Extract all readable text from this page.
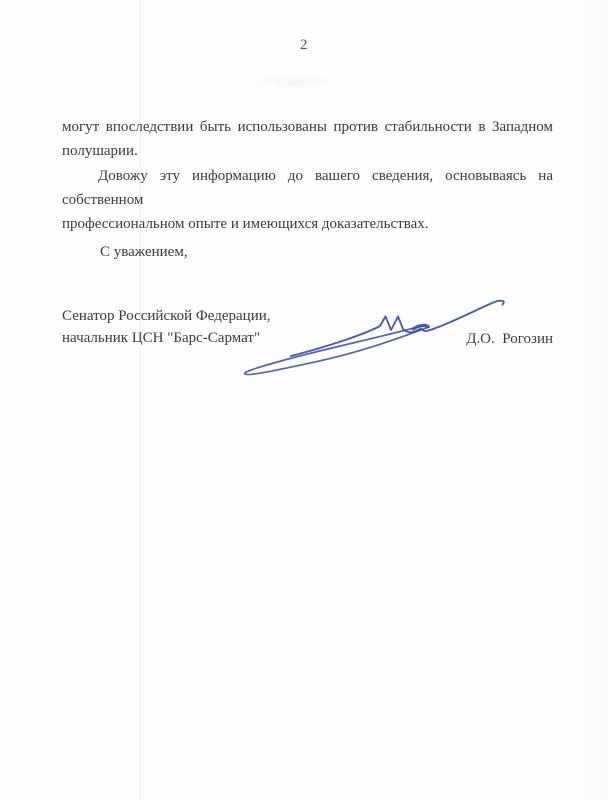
2
могут впоследствии быть использованы против стабильности в Западном
полушарии.
Довожу эту информацию до вашего сведения, основываясь на собственном
профессиональном опыте и имеющихся доказательствах.
С уважением,
Сенатор Российской Федерации,
начальник ЦСН "Барс-Сармат"	Д.О.  Рогозин
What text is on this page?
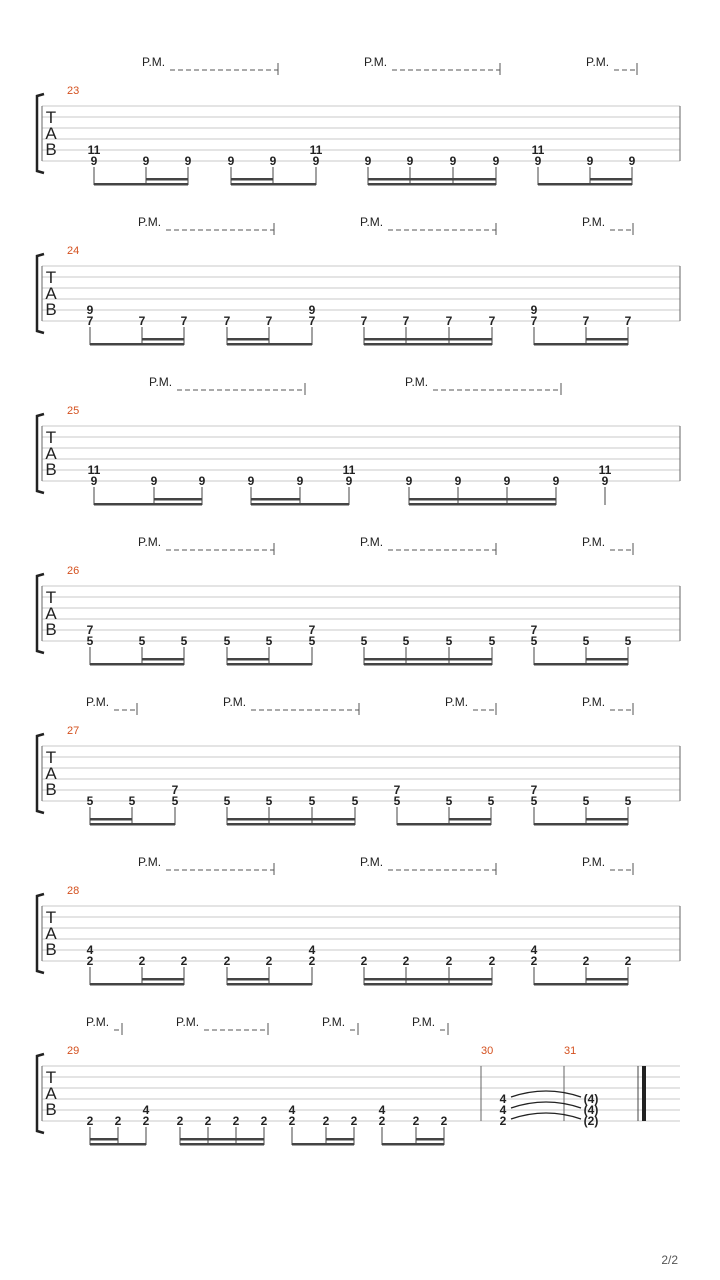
T
A
B
23
P.M.	P.M.	P.M.
11
9	9	9	9	9
11
9	9	9	9	9
11
9	9	9
T
A
B
24
P.M.	P.M.	P.M.
9
7	7	7	7	7
9
7	7	7	7	7
9
7	7	7
T
A
B
25
P.M.	P.M.
11
9	9	9	9	9
11
9	9	9	9	9
11
9
T
A
B
26
P.M.	P.M.	P.M.
7
5	5	5	5	5
7
5	5	5	5	5
7
5	5	5
T
A
B
27
P.M.	P.M.	P.M.	P.M.
5	5
7
5	5	5	5	5
7
5	5	5
7
5	5	5
T
A
B
28
P.M.	P.M.	P.M.
4
2	2	2	2	2
4
2	2	2	2	2
4
2	2	2
T
A
B
29	30	31
P.M.	P.M.	P.M.	P.M.
2 2
4
2 2 2 2 2
4
2 2 2
4
2 2 2
4
4
2
(4)
(4)
(2)
2/2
^^^^^^^^
* **The task**
Nothing in the entries should change as you copy them, except that the pictures are left out.

* **Written response**
Extract all readable text from this page.
2
могут впоследствии быть использованы против стабильности в Западном
полушарии.
Довожу эту информацию до вашего сведения, основываясь на собственном
профессиональном опыте и имеющихся доказательствах.
С уважением,
Сенатор Российской Федерации,
начальник ЦСН "Барс-Сармат"	Д.О.  Рогозин
What text is on this page?
T
A
B
23
P.M.	P.M.	P.M.
11
9	9	9	9	9
11
9	9	9	9	9
11
9	9	9
T
A
B
24
P.M.	P.M.	P.M.
9
7	7	7	7	7
9
7	7	7	7	7
9
7	7	7
T
A
B
25
P.M.	P.M.
11
9	9	9	9	9
11
9	9	9	9	9
11
9
T
A
B
26
P.M.	P.M.	P.M.
7
5	5	5	5	5
7
5	5	5	5	5
7
5	5	5
T
A
B
27
P.M.	P.M.	P.M.	P.M.
5	5
7
5	5	5	5	5
7
5	5	5
7
5	5	5
T
A
B
28
P.M.	P.M.	P.M.
4
2	2	2	2	2
4
2	2	2	2	2
4
2	2	2
T
A
B
29	30	31
P.M.	P.M.	P.M.	P.M.
2 2
4
2 2 2 2 2
4
2 2 2
4
2 2 2
4
4
2
(4)
(4)
(2)
2/2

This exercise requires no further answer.